Work instructions:
Copy out the listing from its first line through the line containing "scatter-point: [157, 228, 161, 232]", changing every "scatter-point" to "plot-marker" and keeping all else the same.

(Region annotation listing)
+---+
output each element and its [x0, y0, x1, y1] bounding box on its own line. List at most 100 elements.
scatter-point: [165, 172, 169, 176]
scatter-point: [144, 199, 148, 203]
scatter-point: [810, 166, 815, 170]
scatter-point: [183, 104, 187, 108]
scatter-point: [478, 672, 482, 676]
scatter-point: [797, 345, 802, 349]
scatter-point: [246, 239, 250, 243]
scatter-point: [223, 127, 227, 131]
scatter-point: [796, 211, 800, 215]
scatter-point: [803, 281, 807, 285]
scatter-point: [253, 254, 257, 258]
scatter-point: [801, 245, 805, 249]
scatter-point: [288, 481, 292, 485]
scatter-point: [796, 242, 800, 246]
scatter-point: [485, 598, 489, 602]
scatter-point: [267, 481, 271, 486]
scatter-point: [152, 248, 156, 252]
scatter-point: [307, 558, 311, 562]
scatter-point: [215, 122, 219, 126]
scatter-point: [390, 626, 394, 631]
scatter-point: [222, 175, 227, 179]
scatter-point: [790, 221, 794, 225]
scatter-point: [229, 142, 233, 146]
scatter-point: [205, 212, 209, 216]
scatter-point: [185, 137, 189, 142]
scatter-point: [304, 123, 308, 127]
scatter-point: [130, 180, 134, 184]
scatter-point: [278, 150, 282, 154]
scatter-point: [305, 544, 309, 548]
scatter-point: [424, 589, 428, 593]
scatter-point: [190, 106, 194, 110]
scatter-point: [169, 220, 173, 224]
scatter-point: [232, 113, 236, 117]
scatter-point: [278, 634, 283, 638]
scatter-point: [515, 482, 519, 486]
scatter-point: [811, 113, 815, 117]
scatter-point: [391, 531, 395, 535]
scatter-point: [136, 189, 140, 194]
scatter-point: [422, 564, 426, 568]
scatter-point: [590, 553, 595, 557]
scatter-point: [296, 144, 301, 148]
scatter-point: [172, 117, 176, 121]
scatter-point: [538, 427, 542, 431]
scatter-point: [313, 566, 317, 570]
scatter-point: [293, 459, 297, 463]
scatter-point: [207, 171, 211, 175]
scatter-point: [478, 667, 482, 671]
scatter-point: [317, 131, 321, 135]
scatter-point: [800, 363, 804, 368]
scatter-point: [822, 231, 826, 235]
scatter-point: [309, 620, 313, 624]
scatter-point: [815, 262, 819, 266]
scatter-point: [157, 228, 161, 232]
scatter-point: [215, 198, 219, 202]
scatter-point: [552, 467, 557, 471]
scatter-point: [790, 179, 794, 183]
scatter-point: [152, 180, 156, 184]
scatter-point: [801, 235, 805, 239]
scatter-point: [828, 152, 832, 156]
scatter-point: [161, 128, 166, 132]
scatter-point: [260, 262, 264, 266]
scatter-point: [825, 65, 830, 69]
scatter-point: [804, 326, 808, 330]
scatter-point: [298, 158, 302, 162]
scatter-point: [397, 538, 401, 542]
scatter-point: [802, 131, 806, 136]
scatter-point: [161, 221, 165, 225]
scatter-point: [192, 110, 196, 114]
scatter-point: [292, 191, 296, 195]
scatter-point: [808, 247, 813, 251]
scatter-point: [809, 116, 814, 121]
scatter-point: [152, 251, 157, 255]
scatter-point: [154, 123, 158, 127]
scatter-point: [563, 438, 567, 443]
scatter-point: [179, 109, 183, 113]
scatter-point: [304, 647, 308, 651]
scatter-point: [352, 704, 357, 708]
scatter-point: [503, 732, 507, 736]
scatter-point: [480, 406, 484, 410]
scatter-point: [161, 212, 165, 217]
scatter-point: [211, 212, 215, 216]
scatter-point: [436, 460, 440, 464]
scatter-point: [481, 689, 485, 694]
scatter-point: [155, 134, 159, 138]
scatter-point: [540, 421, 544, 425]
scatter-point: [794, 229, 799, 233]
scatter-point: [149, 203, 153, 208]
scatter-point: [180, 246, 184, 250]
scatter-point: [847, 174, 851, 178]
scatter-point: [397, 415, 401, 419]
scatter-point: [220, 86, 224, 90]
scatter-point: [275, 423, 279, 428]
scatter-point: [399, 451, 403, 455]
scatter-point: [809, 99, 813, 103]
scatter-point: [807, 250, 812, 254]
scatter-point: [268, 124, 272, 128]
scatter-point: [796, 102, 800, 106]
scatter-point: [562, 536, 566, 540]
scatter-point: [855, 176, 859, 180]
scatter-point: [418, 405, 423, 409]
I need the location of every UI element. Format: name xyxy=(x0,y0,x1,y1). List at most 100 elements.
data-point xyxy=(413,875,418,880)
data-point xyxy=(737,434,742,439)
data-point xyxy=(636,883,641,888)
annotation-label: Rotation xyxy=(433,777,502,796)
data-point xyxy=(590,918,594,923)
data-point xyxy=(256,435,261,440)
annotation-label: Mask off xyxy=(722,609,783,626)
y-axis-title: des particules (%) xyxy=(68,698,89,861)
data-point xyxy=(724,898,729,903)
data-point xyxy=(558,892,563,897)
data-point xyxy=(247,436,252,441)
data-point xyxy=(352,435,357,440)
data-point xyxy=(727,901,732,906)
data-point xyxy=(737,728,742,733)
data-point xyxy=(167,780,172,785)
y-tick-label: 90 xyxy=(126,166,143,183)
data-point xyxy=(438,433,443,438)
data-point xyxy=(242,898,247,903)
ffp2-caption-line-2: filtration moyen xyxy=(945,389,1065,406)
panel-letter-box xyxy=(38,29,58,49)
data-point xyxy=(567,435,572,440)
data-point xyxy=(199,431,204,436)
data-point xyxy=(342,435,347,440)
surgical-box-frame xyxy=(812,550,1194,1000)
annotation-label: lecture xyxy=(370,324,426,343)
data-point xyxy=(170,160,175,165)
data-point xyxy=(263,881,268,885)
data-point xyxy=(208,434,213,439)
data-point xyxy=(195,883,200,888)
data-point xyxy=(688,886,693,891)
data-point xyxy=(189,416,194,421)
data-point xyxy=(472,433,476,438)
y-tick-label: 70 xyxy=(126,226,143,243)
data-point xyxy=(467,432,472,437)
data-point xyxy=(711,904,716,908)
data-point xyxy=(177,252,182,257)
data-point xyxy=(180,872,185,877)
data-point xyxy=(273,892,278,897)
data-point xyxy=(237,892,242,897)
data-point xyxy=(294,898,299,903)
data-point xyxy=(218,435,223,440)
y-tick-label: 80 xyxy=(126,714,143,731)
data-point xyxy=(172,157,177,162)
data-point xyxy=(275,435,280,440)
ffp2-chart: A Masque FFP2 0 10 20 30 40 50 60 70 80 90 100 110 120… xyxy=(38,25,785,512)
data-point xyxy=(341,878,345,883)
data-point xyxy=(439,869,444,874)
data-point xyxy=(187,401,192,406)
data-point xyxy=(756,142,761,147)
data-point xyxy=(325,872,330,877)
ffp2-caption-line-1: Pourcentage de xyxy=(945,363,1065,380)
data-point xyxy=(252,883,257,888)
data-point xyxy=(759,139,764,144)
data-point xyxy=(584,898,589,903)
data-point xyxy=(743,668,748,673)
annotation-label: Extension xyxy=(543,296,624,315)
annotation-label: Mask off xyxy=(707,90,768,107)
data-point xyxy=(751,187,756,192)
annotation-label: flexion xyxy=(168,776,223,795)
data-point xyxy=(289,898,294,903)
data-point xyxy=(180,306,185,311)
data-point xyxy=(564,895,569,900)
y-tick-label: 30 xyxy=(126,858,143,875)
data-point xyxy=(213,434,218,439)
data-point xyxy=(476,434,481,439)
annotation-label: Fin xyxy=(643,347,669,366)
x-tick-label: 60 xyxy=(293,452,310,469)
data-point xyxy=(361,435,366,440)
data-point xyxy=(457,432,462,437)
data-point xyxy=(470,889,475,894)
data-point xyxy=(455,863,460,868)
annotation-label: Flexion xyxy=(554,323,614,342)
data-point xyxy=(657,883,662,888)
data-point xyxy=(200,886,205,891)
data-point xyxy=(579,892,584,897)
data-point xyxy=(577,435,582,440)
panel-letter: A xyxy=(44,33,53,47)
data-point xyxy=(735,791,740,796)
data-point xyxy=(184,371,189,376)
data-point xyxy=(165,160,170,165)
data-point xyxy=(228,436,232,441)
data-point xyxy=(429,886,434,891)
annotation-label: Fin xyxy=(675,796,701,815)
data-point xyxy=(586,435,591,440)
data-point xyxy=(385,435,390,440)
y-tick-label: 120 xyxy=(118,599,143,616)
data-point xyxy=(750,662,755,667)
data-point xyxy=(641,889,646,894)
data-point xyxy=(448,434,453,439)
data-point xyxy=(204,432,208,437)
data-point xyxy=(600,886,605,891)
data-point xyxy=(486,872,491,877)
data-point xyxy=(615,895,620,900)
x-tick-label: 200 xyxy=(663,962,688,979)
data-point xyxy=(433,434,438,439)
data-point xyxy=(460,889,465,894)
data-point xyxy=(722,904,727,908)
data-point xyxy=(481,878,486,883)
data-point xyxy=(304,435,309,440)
+---+
Exercise solution:
output each element and its [x0, y0, x1, y1] bounding box on its own line. List at most 100 elements.
plot-marker: [165, 172, 169, 176]
plot-marker: [144, 199, 148, 203]
plot-marker: [810, 166, 815, 170]
plot-marker: [183, 104, 187, 108]
plot-marker: [478, 672, 482, 676]
plot-marker: [797, 345, 802, 349]
plot-marker: [246, 239, 250, 243]
plot-marker: [223, 127, 227, 131]
plot-marker: [796, 211, 800, 215]
plot-marker: [803, 281, 807, 285]
plot-marker: [253, 254, 257, 258]
plot-marker: [801, 245, 805, 249]
plot-marker: [288, 481, 292, 485]
plot-marker: [796, 242, 800, 246]
plot-marker: [485, 598, 489, 602]
plot-marker: [267, 481, 271, 486]
plot-marker: [152, 248, 156, 252]
plot-marker: [307, 558, 311, 562]
plot-marker: [215, 122, 219, 126]
plot-marker: [390, 626, 394, 631]
plot-marker: [222, 175, 227, 179]
plot-marker: [790, 221, 794, 225]
plot-marker: [229, 142, 233, 146]
plot-marker: [205, 212, 209, 216]
plot-marker: [185, 137, 189, 142]
plot-marker: [304, 123, 308, 127]
plot-marker: [130, 180, 134, 184]
plot-marker: [278, 150, 282, 154]
plot-marker: [305, 544, 309, 548]
plot-marker: [424, 589, 428, 593]
plot-marker: [190, 106, 194, 110]
plot-marker: [169, 220, 173, 224]
plot-marker: [232, 113, 236, 117]
plot-marker: [278, 634, 283, 638]
plot-marker: [515, 482, 519, 486]
plot-marker: [811, 113, 815, 117]
plot-marker: [391, 531, 395, 535]
plot-marker: [136, 189, 140, 194]
plot-marker: [422, 564, 426, 568]
plot-marker: [590, 553, 595, 557]
plot-marker: [296, 144, 301, 148]
plot-marker: [172, 117, 176, 121]
plot-marker: [538, 427, 542, 431]
plot-marker: [313, 566, 317, 570]
plot-marker: [293, 459, 297, 463]
plot-marker: [207, 171, 211, 175]
plot-marker: [478, 667, 482, 671]
plot-marker: [317, 131, 321, 135]
plot-marker: [800, 363, 804, 368]
plot-marker: [822, 231, 826, 235]
plot-marker: [309, 620, 313, 624]
plot-marker: [815, 262, 819, 266]
plot-marker: [157, 228, 161, 232]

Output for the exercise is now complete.